Instructions for the task: Copy out every record below with complete accuracy.

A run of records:
============
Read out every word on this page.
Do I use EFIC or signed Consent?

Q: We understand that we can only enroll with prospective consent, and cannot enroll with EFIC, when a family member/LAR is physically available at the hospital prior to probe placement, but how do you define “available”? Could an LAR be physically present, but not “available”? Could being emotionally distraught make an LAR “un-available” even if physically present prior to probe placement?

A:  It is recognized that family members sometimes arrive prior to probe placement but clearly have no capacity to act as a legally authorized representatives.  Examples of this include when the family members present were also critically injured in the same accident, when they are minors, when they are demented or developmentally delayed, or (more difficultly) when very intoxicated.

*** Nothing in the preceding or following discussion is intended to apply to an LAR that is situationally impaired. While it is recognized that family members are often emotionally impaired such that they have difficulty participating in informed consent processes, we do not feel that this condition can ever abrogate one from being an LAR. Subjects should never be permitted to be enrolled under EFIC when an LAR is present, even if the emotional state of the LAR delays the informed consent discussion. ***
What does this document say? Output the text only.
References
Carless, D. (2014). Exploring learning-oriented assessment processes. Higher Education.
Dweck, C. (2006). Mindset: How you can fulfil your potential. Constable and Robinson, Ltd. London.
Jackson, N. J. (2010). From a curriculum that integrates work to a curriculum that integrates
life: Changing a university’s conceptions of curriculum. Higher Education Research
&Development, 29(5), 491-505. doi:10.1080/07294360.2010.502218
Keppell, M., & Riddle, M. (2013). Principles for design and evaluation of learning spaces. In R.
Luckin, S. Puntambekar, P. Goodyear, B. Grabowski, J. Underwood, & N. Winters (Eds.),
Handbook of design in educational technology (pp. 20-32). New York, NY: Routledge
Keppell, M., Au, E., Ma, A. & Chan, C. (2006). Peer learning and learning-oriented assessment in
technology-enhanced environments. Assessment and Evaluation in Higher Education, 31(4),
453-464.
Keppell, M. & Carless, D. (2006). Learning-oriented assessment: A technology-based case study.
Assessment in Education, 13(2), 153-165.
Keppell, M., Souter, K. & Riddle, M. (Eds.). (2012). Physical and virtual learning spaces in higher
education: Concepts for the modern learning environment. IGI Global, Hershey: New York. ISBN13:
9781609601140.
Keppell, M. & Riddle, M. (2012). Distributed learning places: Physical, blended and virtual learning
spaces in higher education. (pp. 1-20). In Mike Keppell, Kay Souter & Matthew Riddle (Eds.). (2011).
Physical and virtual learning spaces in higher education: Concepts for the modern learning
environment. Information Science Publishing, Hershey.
============
Task solution:
Read out every word on this page.
Do I use EFIC or signed Consent?

Q: We understand that we can only enroll with prospective consent, and cannot enroll with EFIC, when a family member/LAR is physically available at the hospital prior to probe placement, but how do you define “available”? Could an LAR be physically present, but not “available”? Could being emotionally distraught make an LAR “un-available” even if physically present prior to probe placement?

A:  It is recognized that family members sometimes arrive prior to probe placement but clearly have no capacity to act as a legally authorized representatives.  Examples of this include when the family members present were also critically injured in the same accident, when they are minors, when they are demented or developmentally delayed, or (more difficultly) when very intoxicated.

*** Nothing in the preceding or following discussion is intended to apply to an LAR that is situationally impaired. While it is recognized that family members are often emotionally impaired such that they have difficulty participating in informed consent processes, we do not feel that this condition can ever abrogate one from being an LAR. Subjects should never be permitted to be enrolled under EFIC when an LAR is present, even if the emotional state of the LAR delays the informed consent discussion. ***
What does this document say? Output the text only.
References
Carless, D. (2014). Exploring learning-oriented assessment processes. Higher Education.
Dweck, C. (2006). Mindset: How you can fulfil your potential. Constable and Robinson, Ltd. London.
Jackson, N. J. (2010). From a curriculum that integrates work to a curriculum that integrates
life: Changing a university’s conceptions of curriculum. Higher Education Research
&Development, 29(5), 491-505. doi:10.1080/07294360.2010.502218
Keppell, M., & Riddle, M. (2013). Principles for design and evaluation of learning spaces. In R.
Luckin, S. Puntambekar, P. Goodyear, B. Grabowski, J. Underwood, & N. Winters (Eds.),
Handbook of design in educational technology (pp. 20-32). New York, NY: Routledge
Keppell, M., Au, E., Ma, A. & Chan, C. (2006). Peer learning and learning-oriented assessment in
technology-enhanced environments. Assessment and Evaluation in Higher Education, 31(4),
453-464.
Keppell, M. & Carless, D. (2006). Learning-oriented assessment: A technology-based case study.
Assessment in Education, 13(2), 153-165.
Keppell, M., Souter, K. & Riddle, M. (Eds.). (2012). Physical and virtual learning spaces in higher
education: Concepts for the modern learning environment. IGI Global, Hershey: New York. ISBN13:
9781609601140.
Keppell, M. & Riddle, M. (2012). Distributed learning places: Physical, blended and virtual learning
spaces in higher education. (pp. 1-20). In Mike Keppell, Kay Souter & Matthew Riddle (Eds.). (2011).
Physical and virtual learning spaces in higher education: Concepts for the modern learning
environment. Information Science Publishing, Hershey.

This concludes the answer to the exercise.